RECORD SET:
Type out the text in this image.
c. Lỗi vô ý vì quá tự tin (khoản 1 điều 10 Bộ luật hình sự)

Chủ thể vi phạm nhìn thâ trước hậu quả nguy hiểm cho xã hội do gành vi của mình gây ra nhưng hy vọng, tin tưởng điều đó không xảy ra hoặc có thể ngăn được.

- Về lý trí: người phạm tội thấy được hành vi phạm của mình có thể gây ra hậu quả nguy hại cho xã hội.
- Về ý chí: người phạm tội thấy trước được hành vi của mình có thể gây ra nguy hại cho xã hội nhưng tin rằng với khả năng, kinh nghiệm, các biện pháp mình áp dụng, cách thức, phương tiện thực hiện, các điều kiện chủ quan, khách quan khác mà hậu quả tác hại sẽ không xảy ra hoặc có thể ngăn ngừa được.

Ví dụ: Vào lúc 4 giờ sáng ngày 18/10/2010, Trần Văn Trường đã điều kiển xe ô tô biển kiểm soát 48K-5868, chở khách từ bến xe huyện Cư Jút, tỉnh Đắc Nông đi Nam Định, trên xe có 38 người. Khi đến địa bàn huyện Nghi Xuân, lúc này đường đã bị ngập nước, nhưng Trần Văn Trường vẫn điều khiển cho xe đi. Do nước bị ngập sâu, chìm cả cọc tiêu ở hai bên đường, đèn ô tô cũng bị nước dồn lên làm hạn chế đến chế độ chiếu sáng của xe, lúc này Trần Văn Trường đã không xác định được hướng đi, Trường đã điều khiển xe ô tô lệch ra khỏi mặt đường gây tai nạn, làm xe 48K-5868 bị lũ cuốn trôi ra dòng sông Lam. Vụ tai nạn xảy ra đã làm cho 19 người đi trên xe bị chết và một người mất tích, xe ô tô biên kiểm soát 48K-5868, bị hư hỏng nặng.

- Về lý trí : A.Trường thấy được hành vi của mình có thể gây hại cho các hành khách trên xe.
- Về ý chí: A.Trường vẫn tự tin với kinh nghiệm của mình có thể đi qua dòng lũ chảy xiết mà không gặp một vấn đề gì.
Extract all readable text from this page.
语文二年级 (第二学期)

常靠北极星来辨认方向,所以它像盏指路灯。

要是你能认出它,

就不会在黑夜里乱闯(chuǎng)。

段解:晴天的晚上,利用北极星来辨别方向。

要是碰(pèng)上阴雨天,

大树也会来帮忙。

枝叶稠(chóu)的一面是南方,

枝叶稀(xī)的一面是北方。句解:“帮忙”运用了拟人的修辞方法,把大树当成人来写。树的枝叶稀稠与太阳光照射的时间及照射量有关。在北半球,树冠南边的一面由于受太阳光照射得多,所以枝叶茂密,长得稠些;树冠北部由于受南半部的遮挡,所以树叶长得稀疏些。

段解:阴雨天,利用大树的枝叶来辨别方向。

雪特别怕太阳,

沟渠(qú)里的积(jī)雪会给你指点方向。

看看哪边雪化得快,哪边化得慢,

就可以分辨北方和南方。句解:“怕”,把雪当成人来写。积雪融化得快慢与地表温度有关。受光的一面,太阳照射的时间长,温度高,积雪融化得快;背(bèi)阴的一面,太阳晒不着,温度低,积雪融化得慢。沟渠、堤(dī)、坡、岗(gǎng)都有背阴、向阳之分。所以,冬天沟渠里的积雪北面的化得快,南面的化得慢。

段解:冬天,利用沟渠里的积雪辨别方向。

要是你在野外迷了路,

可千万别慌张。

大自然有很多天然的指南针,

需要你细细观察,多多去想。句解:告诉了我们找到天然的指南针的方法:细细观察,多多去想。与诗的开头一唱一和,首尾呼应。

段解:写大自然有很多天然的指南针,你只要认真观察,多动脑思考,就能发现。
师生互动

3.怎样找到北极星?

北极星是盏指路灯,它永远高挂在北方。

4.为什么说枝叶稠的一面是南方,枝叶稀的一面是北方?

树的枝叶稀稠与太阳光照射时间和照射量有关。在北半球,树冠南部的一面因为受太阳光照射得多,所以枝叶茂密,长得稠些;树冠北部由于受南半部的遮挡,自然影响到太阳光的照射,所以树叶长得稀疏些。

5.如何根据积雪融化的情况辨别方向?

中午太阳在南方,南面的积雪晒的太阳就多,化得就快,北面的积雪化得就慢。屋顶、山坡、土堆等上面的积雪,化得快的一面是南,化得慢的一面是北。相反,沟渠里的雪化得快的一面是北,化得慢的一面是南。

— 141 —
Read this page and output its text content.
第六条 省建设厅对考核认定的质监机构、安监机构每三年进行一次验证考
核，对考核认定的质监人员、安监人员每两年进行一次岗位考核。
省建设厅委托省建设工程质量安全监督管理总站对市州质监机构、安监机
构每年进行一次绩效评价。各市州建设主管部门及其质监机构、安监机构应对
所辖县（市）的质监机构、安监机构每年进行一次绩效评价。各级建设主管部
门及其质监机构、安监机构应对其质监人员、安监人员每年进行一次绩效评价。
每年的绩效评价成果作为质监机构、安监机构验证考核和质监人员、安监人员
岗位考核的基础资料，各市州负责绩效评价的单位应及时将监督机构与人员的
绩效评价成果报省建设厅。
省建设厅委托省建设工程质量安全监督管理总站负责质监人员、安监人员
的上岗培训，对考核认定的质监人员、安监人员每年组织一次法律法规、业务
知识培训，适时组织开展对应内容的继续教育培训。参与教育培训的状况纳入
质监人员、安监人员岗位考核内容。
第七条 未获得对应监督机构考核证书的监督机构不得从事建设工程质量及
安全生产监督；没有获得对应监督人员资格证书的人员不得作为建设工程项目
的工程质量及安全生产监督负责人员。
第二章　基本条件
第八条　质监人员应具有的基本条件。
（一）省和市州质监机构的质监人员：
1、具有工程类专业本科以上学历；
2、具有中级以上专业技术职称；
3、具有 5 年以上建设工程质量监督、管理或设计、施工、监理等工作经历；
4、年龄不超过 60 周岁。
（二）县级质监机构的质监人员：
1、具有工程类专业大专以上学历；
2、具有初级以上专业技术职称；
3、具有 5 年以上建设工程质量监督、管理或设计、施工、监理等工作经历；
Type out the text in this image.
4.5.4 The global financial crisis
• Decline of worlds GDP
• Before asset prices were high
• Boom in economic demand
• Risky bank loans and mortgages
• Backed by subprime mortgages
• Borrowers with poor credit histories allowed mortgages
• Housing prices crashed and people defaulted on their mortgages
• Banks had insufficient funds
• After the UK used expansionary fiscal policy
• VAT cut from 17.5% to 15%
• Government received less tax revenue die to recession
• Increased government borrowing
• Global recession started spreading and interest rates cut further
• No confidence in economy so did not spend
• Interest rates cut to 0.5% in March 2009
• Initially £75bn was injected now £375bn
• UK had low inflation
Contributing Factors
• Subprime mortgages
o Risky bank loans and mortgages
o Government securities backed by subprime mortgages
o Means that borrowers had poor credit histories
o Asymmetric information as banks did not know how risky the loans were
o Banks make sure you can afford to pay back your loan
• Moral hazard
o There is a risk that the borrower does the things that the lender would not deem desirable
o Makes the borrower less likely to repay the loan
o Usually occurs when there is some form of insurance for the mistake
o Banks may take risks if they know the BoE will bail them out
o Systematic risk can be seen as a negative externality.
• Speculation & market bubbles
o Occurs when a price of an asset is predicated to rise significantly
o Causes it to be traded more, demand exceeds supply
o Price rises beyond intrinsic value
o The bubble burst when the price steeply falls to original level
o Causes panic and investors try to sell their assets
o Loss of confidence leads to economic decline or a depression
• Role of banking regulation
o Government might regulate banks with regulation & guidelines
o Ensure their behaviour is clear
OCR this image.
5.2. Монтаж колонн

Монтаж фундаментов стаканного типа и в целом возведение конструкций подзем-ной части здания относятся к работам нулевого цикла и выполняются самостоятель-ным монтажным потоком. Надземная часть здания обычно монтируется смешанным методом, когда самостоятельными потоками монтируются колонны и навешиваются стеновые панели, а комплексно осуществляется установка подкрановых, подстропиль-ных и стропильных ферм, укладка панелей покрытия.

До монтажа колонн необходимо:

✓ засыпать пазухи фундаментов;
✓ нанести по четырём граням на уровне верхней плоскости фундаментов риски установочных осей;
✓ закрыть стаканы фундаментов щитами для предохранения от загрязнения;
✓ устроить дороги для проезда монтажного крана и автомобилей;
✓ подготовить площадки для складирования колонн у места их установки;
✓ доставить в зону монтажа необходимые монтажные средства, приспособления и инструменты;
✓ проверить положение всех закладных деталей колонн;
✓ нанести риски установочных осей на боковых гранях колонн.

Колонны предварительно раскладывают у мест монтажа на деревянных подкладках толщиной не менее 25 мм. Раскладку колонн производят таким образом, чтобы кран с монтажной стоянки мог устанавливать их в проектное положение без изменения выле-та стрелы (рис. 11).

WHAT IS NEEDED: Using the records above, copy each line that contains "histories".

EXERCISE OUTPUT:
• Borrowers with poor credit histories allowed mortgages
o Means that borrowers had poor credit histories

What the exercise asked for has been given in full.